**What the task requires**
Exclude images, then output the remaining data verbatim.

+===+

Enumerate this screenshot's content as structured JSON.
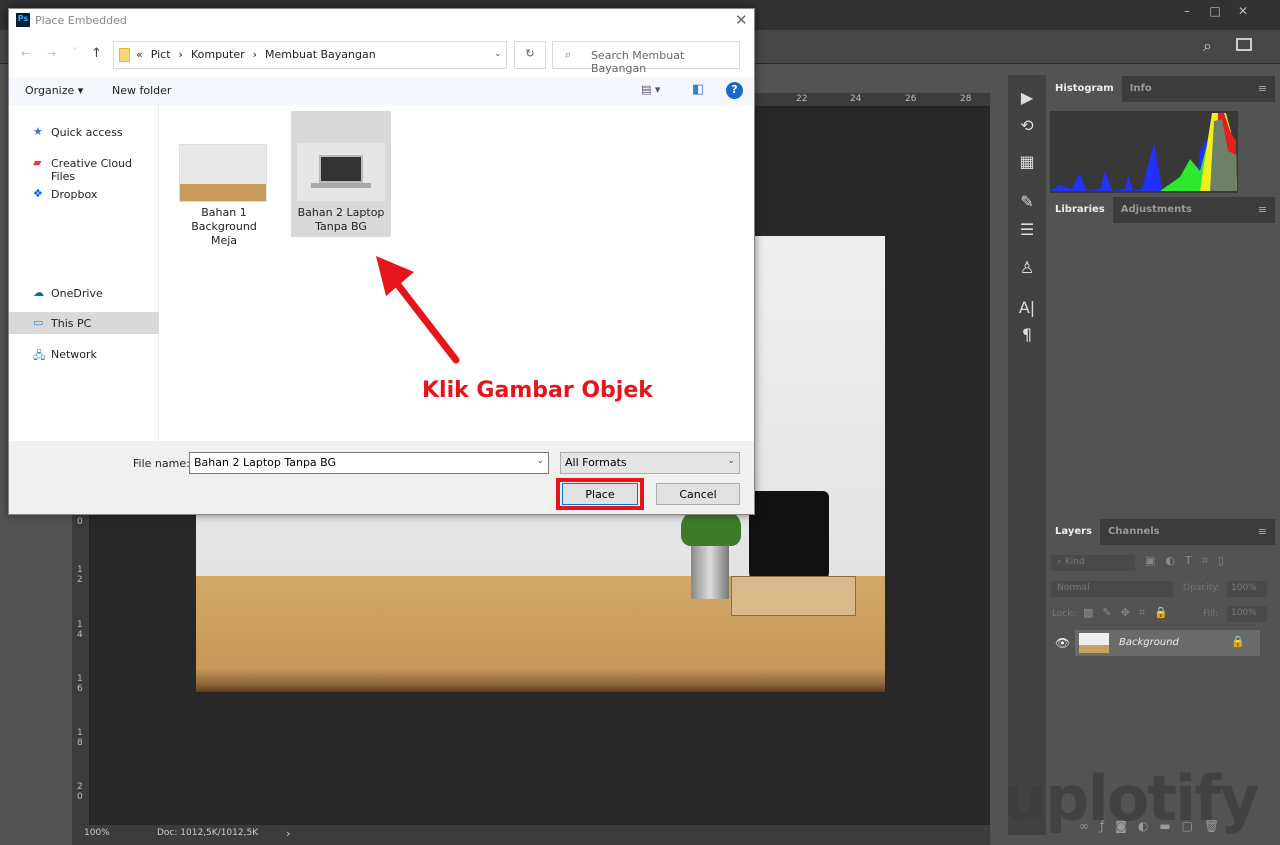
{
  "photoshop": {
    "window_controls": [
      "–",
      "□",
      "✕"
    ],
    "ruler_top": [
      "22",
      "24",
      "26",
      "28"
    ],
    "ruler_left": [
      "0",
      "1 2",
      "1 4",
      "1 6",
      "1 8",
      "2 0"
    ],
    "status": {
      "zoom": "100%",
      "doc": "Doc: 1012,5K/1012,5K",
      "arrow": "›"
    },
    "histogram_panel": {
      "tabs": [
        "Histogram",
        "Info"
      ]
    },
    "libraries_panel": {
      "tabs": [
        "Libraries",
        "Adjustments"
      ]
    },
    "layers_panel": {
      "tabs": [
        "Layers",
        "Channels"
      ],
      "filter_placeholder": "Kind",
      "blend_mode": "Normal",
      "opacity_label": "Opacity:",
      "opacity": "100%",
      "lock_label": "Lock:",
      "fill_label": "Fill:",
      "fill": "100%",
      "layers": [
        {
          "name": "Background",
          "visible": true,
          "locked": true
        }
      ]
    },
    "tools": [
      "play-icon",
      "history-icon",
      "properties-icon",
      "brushes-icon",
      "brush-settings-icon",
      "clone-source-icon",
      "character-icon",
      "paragraph-icon"
    ]
  },
  "dialog": {
    "title": "Place Embedded",
    "app_badge": "Ps",
    "breadcrumb": [
      "«",
      "Pict",
      "›",
      "Komputer",
      "›",
      "Membuat Bayangan"
    ],
    "search_placeholder": "Search Membuat Bayangan",
    "toolbar": {
      "organize": "Organize ▾",
      "new_folder": "New folder",
      "help": "?"
    },
    "nav": [
      {
        "label": "Quick access",
        "icon": "star-icon"
      },
      {
        "label": "Creative Cloud Files",
        "icon": "creative-cloud-icon"
      },
      {
        "label": "Dropbox",
        "icon": "dropbox-icon"
      },
      {
        "label": "OneDrive",
        "icon": "onedrive-icon"
      },
      {
        "label": "This PC",
        "icon": "computer-icon",
        "selected": true
      },
      {
        "label": "Network",
        "icon": "network-icon"
      }
    ],
    "files": [
      {
        "name": "Bahan 1 Background Meja",
        "lines": [
          "Bahan 1",
          "Background",
          "Meja"
        ]
      },
      {
        "name": "Bahan 2 Laptop Tanpa BG",
        "lines": [
          "Bahan 2 Laptop",
          "Tanpa BG"
        ],
        "selected": true
      }
    ],
    "file_name_label": "File name:",
    "file_name": "Bahan 2 Laptop Tanpa BG",
    "format": "All Formats",
    "place": "Place",
    "cancel": "Cancel"
  },
  "annotation": {
    "text": "Klik Gambar Objek",
    "color": "#e8141c"
  },
  "watermark": "uplotify",
  "colors": {
    "ps_bg": "#535353",
    "canvas": "#282828",
    "highlight": "#e8141c",
    "selection": "#d9d9d9"
  }
}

+===+

**Complete answer**
Enumerate this screenshot's content as structured JSON.
{
  "photoshop": {
    "window_controls": [
      "–",
      "□",
      "✕"
    ],
    "ruler_top": [
      "22",
      "24",
      "26",
      "28"
    ],
    "ruler_left": [
      "0",
      "1 2",
      "1 4",
      "1 6",
      "1 8",
      "2 0"
    ],
    "status": {
      "zoom": "100%",
      "doc": "Doc: 1012,5K/1012,5K",
      "arrow": "›"
    },
    "histogram_panel": {
      "tabs": [
        "Histogram",
        "Info"
      ]
    },
    "libraries_panel": {
      "tabs": [
        "Libraries",
        "Adjustments"
      ]
    },
    "layers_panel": {
      "tabs": [
        "Layers",
        "Channels"
      ],
      "filter_placeholder": "Kind",
      "blend_mode": "Normal",
      "opacity_label": "Opacity:",
      "opacity": "100%",
      "lock_label": "Lock:",
      "fill_label": "Fill:",
      "fill": "100%",
      "layers": [
        {
          "name": "Background",
          "visible": true,
          "locked": true
        }
      ]
    },
    "tools": [
      "play-icon",
      "history-icon",
      "properties-icon",
      "brushes-icon",
      "brush-settings-icon",
      "clone-source-icon",
      "character-icon",
      "paragraph-icon"
    ]
  },
  "dialog": {
    "title": "Place Embedded",
    "app_badge": "Ps",
    "breadcrumb": [
      "«",
      "Pict",
      "›",
      "Komputer",
      "›",
      "Membuat Bayangan"
    ],
    "search_placeholder": "Search Membuat Bayangan",
    "toolbar": {
      "organize": "Organize ▾",
      "new_folder": "New folder",
      "help": "?"
    },
    "nav": [
      {
        "label": "Quick access",
        "icon": "star-icon"
      },
      {
        "label": "Creative Cloud Files",
        "icon": "creative-cloud-icon"
      },
      {
        "label": "Dropbox",
        "icon": "dropbox-icon"
      },
      {
        "label": "OneDrive",
        "icon": "onedrive-icon"
      },
      {
        "label": "This PC",
        "icon": "computer-icon",
        "selected": true
      },
      {
        "label": "Network",
        "icon": "network-icon"
      }
    ],
    "files": [
      {
        "name": "Bahan 1 Background Meja",
        "lines": [
          "Bahan 1",
          "Background",
          "Meja"
        ]
      },
      {
        "name": "Bahan 2 Laptop Tanpa BG",
        "lines": [
          "Bahan 2 Laptop",
          "Tanpa BG"
        ],
        "selected": true
      }
    ],
    "file_name_label": "File name:",
    "file_name": "Bahan 2 Laptop Tanpa BG",
    "format": "All Formats",
    "place": "Place",
    "cancel": "Cancel"
  },
  "annotation": {
    "text": "Klik Gambar Objek",
    "color": "#e8141c"
  },
  "watermark": "uplotify",
  "colors": {
    "ps_bg": "#535353",
    "canvas": "#282828",
    "highlight": "#e8141c",
    "selection": "#d9d9d9"
  }
}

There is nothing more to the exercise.